(Given request): Return the following lines exactly as they are, covering every one of the records.

[Begin]

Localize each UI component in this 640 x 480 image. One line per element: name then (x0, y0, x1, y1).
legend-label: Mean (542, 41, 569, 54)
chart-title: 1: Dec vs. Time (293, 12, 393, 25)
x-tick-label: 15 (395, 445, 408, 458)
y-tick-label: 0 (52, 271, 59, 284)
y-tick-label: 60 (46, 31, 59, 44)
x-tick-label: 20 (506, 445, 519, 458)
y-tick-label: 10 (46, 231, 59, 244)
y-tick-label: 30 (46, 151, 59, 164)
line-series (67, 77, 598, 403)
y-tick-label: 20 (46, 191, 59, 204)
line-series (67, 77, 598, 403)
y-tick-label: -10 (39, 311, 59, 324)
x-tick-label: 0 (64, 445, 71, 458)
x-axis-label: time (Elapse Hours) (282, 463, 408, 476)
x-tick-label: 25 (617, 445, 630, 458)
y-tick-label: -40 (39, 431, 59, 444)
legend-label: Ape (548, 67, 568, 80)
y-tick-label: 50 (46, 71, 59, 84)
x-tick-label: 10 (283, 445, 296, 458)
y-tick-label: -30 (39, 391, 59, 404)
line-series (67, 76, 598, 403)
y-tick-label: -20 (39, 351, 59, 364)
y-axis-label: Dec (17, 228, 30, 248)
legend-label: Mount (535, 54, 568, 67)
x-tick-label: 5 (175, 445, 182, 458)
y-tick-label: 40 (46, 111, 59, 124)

[End]

(Reply):
Localize each UI component in this 640 x 480 image. One line per element: name then (x0, y0, x1, y1).
legend-label: Mean (542, 41, 569, 54)
chart-title: 1: Dec vs. Time (293, 12, 393, 25)
x-tick-label: 15 (395, 445, 408, 458)
y-tick-label: 0 (52, 271, 59, 284)
y-tick-label: 60 (46, 31, 59, 44)
x-tick-label: 20 (506, 445, 519, 458)
y-tick-label: 10 (46, 231, 59, 244)
y-tick-label: 30 (46, 151, 59, 164)
line-series (67, 77, 598, 403)
y-tick-label: 20 (46, 191, 59, 204)
line-series (67, 77, 598, 403)
y-tick-label: -10 (39, 311, 59, 324)
x-tick-label: 0 (64, 445, 71, 458)
x-axis-label: time (Elapse Hours) (282, 463, 408, 476)
x-tick-label: 25 (617, 445, 630, 458)
y-tick-label: -40 (39, 431, 59, 444)
legend-label: Ape (548, 67, 568, 80)
y-tick-label: 50 (46, 71, 59, 84)
x-tick-label: 10 (283, 445, 296, 458)
y-tick-label: -30 (39, 391, 59, 404)
line-series (67, 76, 598, 403)
y-tick-label: -20 (39, 351, 59, 364)
y-axis-label: Dec (17, 228, 30, 248)
legend-label: Mount (535, 54, 568, 67)
x-tick-label: 5 (175, 445, 182, 458)
y-tick-label: 40 (46, 111, 59, 124)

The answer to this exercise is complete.